(Text to read)
--- Begin ---

Re: Nicest UTF

From: Philippe Verdy (verdy_p@wanadoo.fr)
Date: Fri Dec 10 2004 - 19:18:42 CST

Next message: John Cowan: "Re: Nicest UTF"

Previous message: D. Starner: "Re: Nicest UTF"
Maybe in reply to: Theodore H. Smith: "Nicest UTF"
Next in thread: John Cowan: "Re: Nicest UTF"
Reply: John Cowan: "Re: Nicest UTF"
Reply: Marcin 'Qrczak' Kowalczyk: "Re: Nicest UTF"
Messages sorted by: [ date ] [ thread ] [ subject ] [ author ] [ attachment ]
Mail actions: [ respond to this message ] [ mail a new topic ]

From: "Philippe Verdy" <verdy_p@wanadoo.fr>
> From: "Marcin 'Qrczak' Kowalczyk" <qrczak@knm.org.pl>
>> "Philippe Verdy" <verdy_p@wanadoo.fr> writes:
>>
>>> The XML/HTML core syntax is defined with fixed behavior of some
>>> individual characters like '&', '<', quotation marks, and with special
>>> behavior for spaces.
>>
>> The point is: what "characters" mean in this sentence. Code points?
>> Combining character sequences? Something else?
>
> See the XML character model document... XML ignores combining sequences.
> But for Unicode and for XML a character is an abstract character with a
> single code allocated in a *finite* repertoire. The repertoire of all
> possible combining characters sequences is already infinite in Unicode, as
> well as the number of "default grapheme clusters" they can represent.

Note there is some differently relaxed definitions of what constitutes a
"character" for XML.
If you look at the XML 1.0 Second Edition, it specifies that the document is
a "text" (defined only as a sequence of "characters", which may represent
markup or character data) will only contain characters in this set:
Char ::= #x9 | #xA | #xD | [#x20-#xD7FF] | [#xE000-#xFFFD] |
[#x10000-#x10FFFF]

But the comment following it specifies:
"any Unicode character, excluding the surrogate blocks, FFFE, and FFFF."
which is considerably weaker (because it would include ALL basic controls in
the range #x0 to #x1F, and not only TAB, LF, CR); the restrictive definition
of "Char" above also includes the whole range of C1 controls (#x80..#x9F),
so I can't understand why the Char definition is so restrictive on controls;
in addition the definition of Char also *includes* many non-characters (it
only excludes surrogates, and U+FFFE and U+FFFF, but forgets to exclude
U+1FFFE and U+1FFFF, U+2FFFE and U+2FFFF, ..., U+10FFFE and U+10FFFF).

--- End ---

(Record set)
--- Begin ---

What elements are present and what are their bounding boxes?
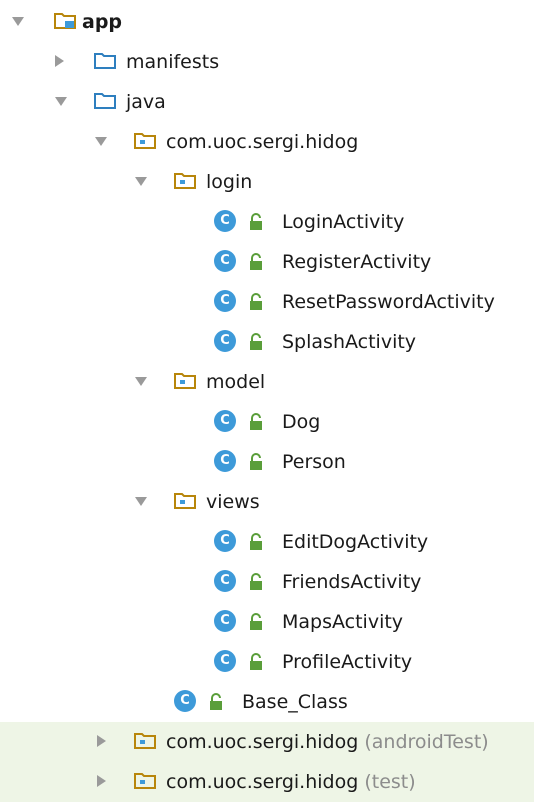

--- End ---
--- Begin ---

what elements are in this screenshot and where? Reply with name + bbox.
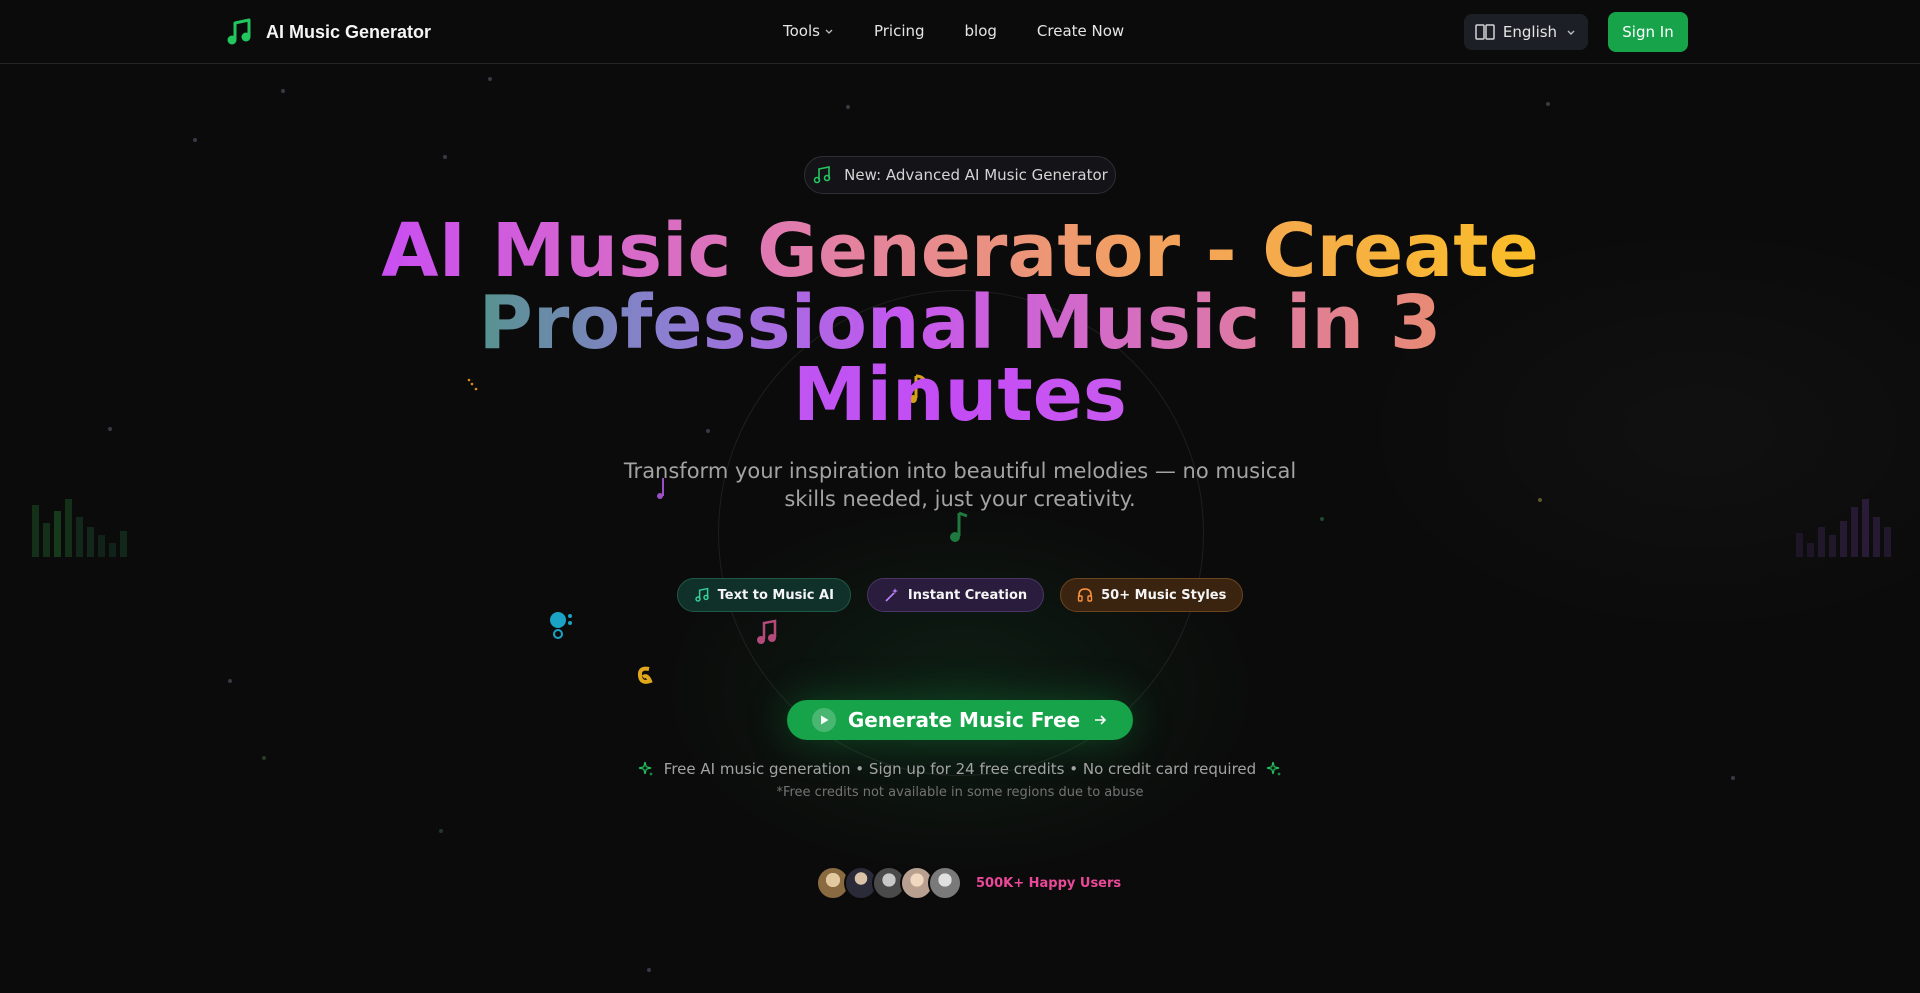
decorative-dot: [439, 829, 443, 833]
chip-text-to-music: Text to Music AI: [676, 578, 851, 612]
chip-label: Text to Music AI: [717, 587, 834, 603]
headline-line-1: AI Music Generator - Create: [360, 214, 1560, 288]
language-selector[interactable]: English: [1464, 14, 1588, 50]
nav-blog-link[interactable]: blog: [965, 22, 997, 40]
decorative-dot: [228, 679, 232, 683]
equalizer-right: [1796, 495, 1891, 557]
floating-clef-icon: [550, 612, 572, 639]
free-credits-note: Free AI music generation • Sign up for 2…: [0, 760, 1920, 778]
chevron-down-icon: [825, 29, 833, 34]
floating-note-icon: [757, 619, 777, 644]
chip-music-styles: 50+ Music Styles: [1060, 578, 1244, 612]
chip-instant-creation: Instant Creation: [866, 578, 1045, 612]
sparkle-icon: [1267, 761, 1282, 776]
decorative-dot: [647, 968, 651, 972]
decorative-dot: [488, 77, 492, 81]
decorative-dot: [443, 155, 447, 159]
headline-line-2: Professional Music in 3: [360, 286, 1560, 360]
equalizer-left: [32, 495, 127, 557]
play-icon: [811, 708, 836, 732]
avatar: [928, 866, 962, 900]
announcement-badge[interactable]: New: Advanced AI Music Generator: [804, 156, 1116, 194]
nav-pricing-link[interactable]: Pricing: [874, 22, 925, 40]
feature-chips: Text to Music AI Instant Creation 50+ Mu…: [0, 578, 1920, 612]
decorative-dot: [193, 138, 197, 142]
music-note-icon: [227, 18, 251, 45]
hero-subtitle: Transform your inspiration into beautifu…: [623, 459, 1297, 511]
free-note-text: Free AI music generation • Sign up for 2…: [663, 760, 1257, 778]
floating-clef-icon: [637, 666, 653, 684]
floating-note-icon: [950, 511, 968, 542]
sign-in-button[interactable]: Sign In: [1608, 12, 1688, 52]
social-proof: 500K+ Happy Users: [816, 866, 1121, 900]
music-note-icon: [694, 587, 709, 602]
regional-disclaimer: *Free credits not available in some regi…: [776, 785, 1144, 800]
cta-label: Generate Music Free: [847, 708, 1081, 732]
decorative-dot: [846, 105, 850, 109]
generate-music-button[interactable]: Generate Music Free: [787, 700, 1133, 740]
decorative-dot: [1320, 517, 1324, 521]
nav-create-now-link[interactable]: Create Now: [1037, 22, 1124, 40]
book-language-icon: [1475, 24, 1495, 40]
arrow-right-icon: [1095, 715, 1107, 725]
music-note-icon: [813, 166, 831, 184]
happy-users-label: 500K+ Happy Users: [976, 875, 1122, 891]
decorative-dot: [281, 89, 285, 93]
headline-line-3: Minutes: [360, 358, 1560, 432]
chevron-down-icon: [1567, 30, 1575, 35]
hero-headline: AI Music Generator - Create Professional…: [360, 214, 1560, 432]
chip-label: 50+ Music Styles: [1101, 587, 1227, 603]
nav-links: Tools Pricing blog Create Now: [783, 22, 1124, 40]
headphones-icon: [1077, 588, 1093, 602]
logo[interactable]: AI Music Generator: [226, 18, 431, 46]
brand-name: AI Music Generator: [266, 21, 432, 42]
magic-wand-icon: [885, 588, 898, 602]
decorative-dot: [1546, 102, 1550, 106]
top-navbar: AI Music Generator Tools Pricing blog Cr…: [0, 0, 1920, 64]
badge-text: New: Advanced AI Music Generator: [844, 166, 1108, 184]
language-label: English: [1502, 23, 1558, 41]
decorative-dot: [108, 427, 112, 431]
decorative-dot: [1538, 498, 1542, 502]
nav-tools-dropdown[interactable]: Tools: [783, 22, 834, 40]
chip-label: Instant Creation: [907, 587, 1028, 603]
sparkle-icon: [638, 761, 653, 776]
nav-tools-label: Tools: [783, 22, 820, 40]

--- End ---

(Challenge 1) In the message about XML characters, which three control characters below #x20 does the Char definition allow?
(Challenge 2) Reproduce word for word the part of the message about XML characters starting at "Next in thread: John" and ending at "behavior for spaces.".
(Challenge 3) Carry on writing the message about XML characters after its final sentence.

(Response 1) TAB, LF, and CR (#x9, #xA, and #xD).

(Response 2)
Next in thread: John Cowan: "Re: Nicest UTF"
Reply: John Cowan: "Re: Nicest UTF"
Reply: Marcin 'Qrczak' Kowalczyk: "Re: Nicest UTF"
Messages sorted by: [ date ] [ thread ] [ subject ] [ author ] [ attachment ]
Mail actions: [ respond to this message ] [ mail a new topic ]

From: "Philippe Verdy" <verdy_p@wanadoo.fr>
> From: "Marcin 'Qrczak' Kowalczyk" <qrczak@knm.org.pl>
>> "Philippe Verdy" <verdy_p@wanadoo.fr> writes:
>>
>>> The XML/HTML core syntax is defined with fixed behavior of some
>>> individual characters like '&', '<', quotation marks, and with special
>>> behavior for spaces.

(Response 3)
So XML does allow Unicode/ISO10646 non-characters... But not all. Apparently
many XML parsers seem to ignore the restriction of Char above, notably in
CDATA sections....

The alternative is then to use numeric character references, as defined by
this even weaker production (in 4.1. Character and Entity References):

CharRef ::= '&#' [0-9]+ ';'
| '&#x' [0-9a-fA-F]+ ';'

but with this definition:
"A character reference refers to a specific character in the ISO/IEC 10646
character set, for example one not directly accessible from available input
devices."

Which is exactly the purpose of encoding something like "" to encode a
SOH character U+0001 (which after all is a valid Unicode/ISO/IEC10646
"character"), or even a NUL character.

The "CharRef" production however is annotated by a Well-Formedness
Constraint, "Legal Character":
"Characters referred to using character references must match the production
for Char.

Note however that nearly all XML parsers don't seem to honor this constraint
(like SGML parsers...)!

This was later amended in an errata for XML 1.0 which now says that the list
of code points whose use is *discouraged* (but explicitly *not* forbidden)
for the "Char" production is now:
[#x7F-#x84], [#x86-#x9F], [#xFDD0-#xFDDF],
[#x1FFFE-#x1FFFF], [#x2FFFE-#x2FFFF], [#x3FFFE-#x3FFFF],
[#x4FFFE-#x4FFFF], [#x5FFFE-#x5FFFF], [#x6FFFE-#x6FFFF],
[#x7FFFE-#x7FFFF], [#x8FFFE-#x8FFFF], [#x9FFFE-#x9FFFF],
[#xAFFFE-#xAFFFF], [#xBFFFE-#xBFFFF], [#xCFFFE-#xCFFFF],
[#xDFFFE-#xDFFFF], [#xEFFFE-#xEFFFF], [#xFFFFE-#xFFFFF],
[#x10FFFE-#x10FFFF].
This clause is not really normative, but just adds to the confusion...Then
comes XML 1.1, that extends the restrictive "Char" production:Char ::=
[#x1-#xD7FF] | [#xE000-#xFFFD] | [#x10000-#x10FFFF]with the same comment
"any Unicode character, excluding the surrogate blocks, FFFE, and FFFF."So
in XML 1.0, the comment was accurate, not the formal production...In XML
1.1, all C0 and C1 controls (except NUL) are now allowed, but some of them
their use is restricted in some cases:

RestrictedChar ::= [#x1-#x8] | [#xB-#xC] | [#xE-#x1F] | [#x7F-#x84] |
[#x86-#x9F]

What is even worse is that XML 1.1 now reallows NUL for system identifiers
and URIs, through escaping mechanisms. Clearly, the XML specification is
inconsistent there, and this would explain why most XML parsers are more
permissive than what is given in the "Char" production of the XML
specification, and that they simply refer to the definition of valid
codepoints for Unicode and ISO/IEC 10646, excluding only surrogate code
points (a valid code point can be a non-character, and can also be a
NUL...): the XML parser will accept those code points, but will let the
validity control to the application using the parsed XML data, or will offer
some tuning options to enable this "Char" filter (that depends on XML
version...).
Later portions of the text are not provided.